■ THE TASK ■
Go through the entries below and write each one out exactly.

■ RECORDS SUPPLIED ■
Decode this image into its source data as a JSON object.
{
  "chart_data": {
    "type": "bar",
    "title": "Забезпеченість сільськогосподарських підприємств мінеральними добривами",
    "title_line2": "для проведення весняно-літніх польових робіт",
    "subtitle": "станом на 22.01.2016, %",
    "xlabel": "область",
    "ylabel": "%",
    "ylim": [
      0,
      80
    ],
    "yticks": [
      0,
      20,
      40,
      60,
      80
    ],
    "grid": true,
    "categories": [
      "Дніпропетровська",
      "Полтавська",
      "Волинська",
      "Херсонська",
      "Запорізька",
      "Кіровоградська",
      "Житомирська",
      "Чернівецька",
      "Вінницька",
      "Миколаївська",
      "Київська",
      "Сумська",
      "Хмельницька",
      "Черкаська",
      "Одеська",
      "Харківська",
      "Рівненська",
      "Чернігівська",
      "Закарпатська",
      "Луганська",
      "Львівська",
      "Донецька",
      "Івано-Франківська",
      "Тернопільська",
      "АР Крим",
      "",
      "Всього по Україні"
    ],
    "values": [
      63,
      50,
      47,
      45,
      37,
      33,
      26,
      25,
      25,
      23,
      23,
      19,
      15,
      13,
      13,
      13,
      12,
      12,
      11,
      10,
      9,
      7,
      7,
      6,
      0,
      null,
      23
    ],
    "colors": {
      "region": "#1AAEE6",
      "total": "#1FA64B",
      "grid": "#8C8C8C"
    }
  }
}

■ WRITTEN SOLUTION ■
Decode this image into its source data as a JSON object.
{
  "chart_data": {
    "type": "bar",
    "title": "Забезпеченість сільськогосподарських підприємств мінеральними добривами",
    "title_line2": "для проведення весняно-літніх польових робіт",
    "subtitle": "станом на 22.01.2016, %",
    "xlabel": "область",
    "ylabel": "%",
    "ylim": [
      0,
      80
    ],
    "yticks": [
      0,
      20,
      40,
      60,
      80
    ],
    "grid": true,
    "categories": [
      "Дніпропетровська",
      "Полтавська",
      "Волинська",
      "Херсонська",
      "Запорізька",
      "Кіровоградська",
      "Житомирська",
      "Чернівецька",
      "Вінницька",
      "Миколаївська",
      "Київська",
      "Сумська",
      "Хмельницька",
      "Черкаська",
      "Одеська",
      "Харківська",
      "Рівненська",
      "Чернігівська",
      "Закарпатська",
      "Луганська",
      "Львівська",
      "Донецька",
      "Івано-Франківська",
      "Тернопільська",
      "АР Крим",
      "",
      "Всього по Україні"
    ],
    "values": [
      63,
      50,
      47,
      45,
      37,
      33,
      26,
      25,
      25,
      23,
      23,
      19,
      15,
      13,
      13,
      13,
      12,
      12,
      11,
      10,
      9,
      7,
      7,
      6,
      0,
      null,
      23
    ],
    "colors": {
      "region": "#1AAEE6",
      "total": "#1FA64B",
      "grid": "#8C8C8C"
    }
  }
}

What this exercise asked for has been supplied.